LIST OF TASKS
A. Using the passage on rating car ads, say whether each statement agrees with it. Answer yes or no for each, and quote the deciding words. (i) Eighteen respondents rated three ads on attractiveness. (ii) The analysis planned is an independent samples t-test. (iii) A bar chart is called more appropriate than a histogram for gender.
B. Lay out the stretch of the records from their start through the line containing "The drive wheel 61 is at (364, 215)." as a JSON list of strings, with one string per line and blank lines left out.

EXTRACT PROVIDED
● ● ●
A car brand had 18 respondents rate 3 different car ads on attractiveness. The resulting data -part of which are shown above- are in adratings.sav. Some background variables were measured as well, including the respondent’s gender. The question we'll try to answer is:
are the 3 ads rated equally attractive and does gender play any role here?
Since we'll compare the means of 3(+) variables *measured on the same respondents*, we'll run a repeated measures ANOVA on our data. We'll first overview a simple but solid approach for the entire process. We'll then explain the what and why of each of these steps as we'll carry out the analysis step-by-step.

## Factorial ANOVA - Basic Workflow

## Data Inspection

First, we're not going to analyze any variables if we don't have a clue what's in them. The very least we'll do is inspect some histograms for outliers, missing values or weird patterns. For gender, a bar chart would be more appropriate but the histogram will do.
● ● ●
MATERIALS PROVIDED
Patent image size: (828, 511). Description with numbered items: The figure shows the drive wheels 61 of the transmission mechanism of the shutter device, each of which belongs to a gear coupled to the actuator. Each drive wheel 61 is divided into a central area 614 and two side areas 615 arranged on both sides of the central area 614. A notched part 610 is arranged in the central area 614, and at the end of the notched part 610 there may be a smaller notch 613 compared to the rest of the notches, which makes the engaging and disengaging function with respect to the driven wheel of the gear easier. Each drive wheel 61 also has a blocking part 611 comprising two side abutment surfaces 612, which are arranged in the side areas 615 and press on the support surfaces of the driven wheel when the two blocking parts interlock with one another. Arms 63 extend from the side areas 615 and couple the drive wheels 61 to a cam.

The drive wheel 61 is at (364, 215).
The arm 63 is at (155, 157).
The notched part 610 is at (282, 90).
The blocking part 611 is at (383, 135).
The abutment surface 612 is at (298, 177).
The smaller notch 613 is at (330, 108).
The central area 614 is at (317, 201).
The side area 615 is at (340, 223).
● ● ●
EXPECTED RESPONSES
A.
(i) Yes: "A car brand had 18 respondents rate 3 different car ads on attractiveness."
(ii) No: "we'll run a repeated measures ANOVA on our data."
(iii) Yes: "For gender, a bar chart would be more appropriate but the histogram will do."

B.
[
  "Patent image size: (828, 511). Description with numbered items: The figure shows the drive wheels 61 of the transmission mechanism of the shutter device, each of which belongs to a gear coupled to the actuator. Each drive wheel 61 is divided into a central area 614 and two side areas 615 arranged on both sides of the central area 614. A notched part 610 is arranged in the central area 614, and at the end of the notched part 610 there may be a smaller notch 613 compared to the rest of the notches, which makes the engaging and disengaging function with respect to the driven wheel of the gear easier. Each drive wheel 61 also has a blocking part 611 comprising two side abutment surfaces 612, which are arranged in the side areas 615 and press on the support surfaces of the driven wheel when the two blocking parts interlock with one another. Arms 63 extend from the side areas 615 and couple the drive wheels 61 to a cam.",
  "The drive wheel 61 is at (364, 215)."
]